--- What is required ---
The expected output is every line below, reproduced exactly.

--- Records for this task ---
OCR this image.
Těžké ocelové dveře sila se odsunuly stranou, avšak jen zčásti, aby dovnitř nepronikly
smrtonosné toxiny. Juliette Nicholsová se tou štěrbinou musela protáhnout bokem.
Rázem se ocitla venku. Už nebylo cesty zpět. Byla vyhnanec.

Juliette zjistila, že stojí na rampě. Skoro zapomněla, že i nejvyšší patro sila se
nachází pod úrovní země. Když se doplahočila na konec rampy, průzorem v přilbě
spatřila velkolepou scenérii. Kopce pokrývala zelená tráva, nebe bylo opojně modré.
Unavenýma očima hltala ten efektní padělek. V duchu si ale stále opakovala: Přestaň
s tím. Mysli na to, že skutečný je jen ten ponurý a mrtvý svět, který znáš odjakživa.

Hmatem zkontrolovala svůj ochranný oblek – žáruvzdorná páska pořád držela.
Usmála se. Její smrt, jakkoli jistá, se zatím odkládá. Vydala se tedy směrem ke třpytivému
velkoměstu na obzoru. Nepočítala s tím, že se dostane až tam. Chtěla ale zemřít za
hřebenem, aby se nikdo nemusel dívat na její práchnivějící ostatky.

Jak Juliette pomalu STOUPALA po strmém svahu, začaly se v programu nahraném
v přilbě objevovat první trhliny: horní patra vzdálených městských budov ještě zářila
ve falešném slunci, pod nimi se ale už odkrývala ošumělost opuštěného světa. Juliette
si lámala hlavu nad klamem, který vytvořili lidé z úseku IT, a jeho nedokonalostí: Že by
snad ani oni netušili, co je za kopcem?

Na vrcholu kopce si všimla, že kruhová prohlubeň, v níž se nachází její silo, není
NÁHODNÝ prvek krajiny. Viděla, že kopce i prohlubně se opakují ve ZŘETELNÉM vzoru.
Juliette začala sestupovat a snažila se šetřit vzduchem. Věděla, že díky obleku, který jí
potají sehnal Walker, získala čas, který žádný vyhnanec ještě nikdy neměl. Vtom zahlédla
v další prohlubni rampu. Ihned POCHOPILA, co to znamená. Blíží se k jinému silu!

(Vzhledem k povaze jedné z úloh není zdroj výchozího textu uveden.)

--- Task result ---
OCR this image.
Těžké ocelové dveře sila se odsunuly stranou, avšak jen zčásti, aby dovnitř nepronikly
smrtonosné toxiny. Juliette Nicholsová se tou štěrbinou musela protáhnout bokem.
Rázem se ocitla venku. Už nebylo cesty zpět. Byla vyhnanec.

Juliette zjistila, že stojí na rampě. Skoro zapomněla, že i nejvyšší patro sila se
nachází pod úrovní země. Když se doplahočila na konec rampy, průzorem v přilbě
spatřila velkolepou scenérii. Kopce pokrývala zelená tráva, nebe bylo opojně modré.
Unavenýma očima hltala ten efektní padělek. V duchu si ale stále opakovala: Přestaň
s tím. Mysli na to, že skutečný je jen ten ponurý a mrtvý svět, který znáš odjakživa.

Hmatem zkontrolovala svůj ochranný oblek – žáruvzdorná páska pořád držela.
Usmála se. Její smrt, jakkoli jistá, se zatím odkládá. Vydala se tedy směrem ke třpytivému
velkoměstu na obzoru. Nepočítala s tím, že se dostane až tam. Chtěla ale zemřít za
hřebenem, aby se nikdo nemusel dívat na její práchnivějící ostatky.

Jak Juliette pomalu STOUPALA po strmém svahu, začaly se v programu nahraném
v přilbě objevovat první trhliny: horní patra vzdálených městských budov ještě zářila
ve falešném slunci, pod nimi se ale už odkrývala ošumělost opuštěného světa. Juliette
si lámala hlavu nad klamem, který vytvořili lidé z úseku IT, a jeho nedokonalostí: Že by
snad ani oni netušili, co je za kopcem?

Na vrcholu kopce si všimla, že kruhová prohlubeň, v níž se nachází její silo, není
NÁHODNÝ prvek krajiny. Viděla, že kopce i prohlubně se opakují ve ZŘETELNÉM vzoru.
Juliette začala sestupovat a snažila se šetřit vzduchem. Věděla, že díky obleku, který jí
potají sehnal Walker, získala čas, který žádný vyhnanec ještě nikdy neměl. Vtom zahlédla
v další prohlubni rampu. Ihned POCHOPILA, co to znamená. Blíží se k jinému silu!

(Vzhledem k povaze jedné z úloh není zdroj výchozího textu uveden.)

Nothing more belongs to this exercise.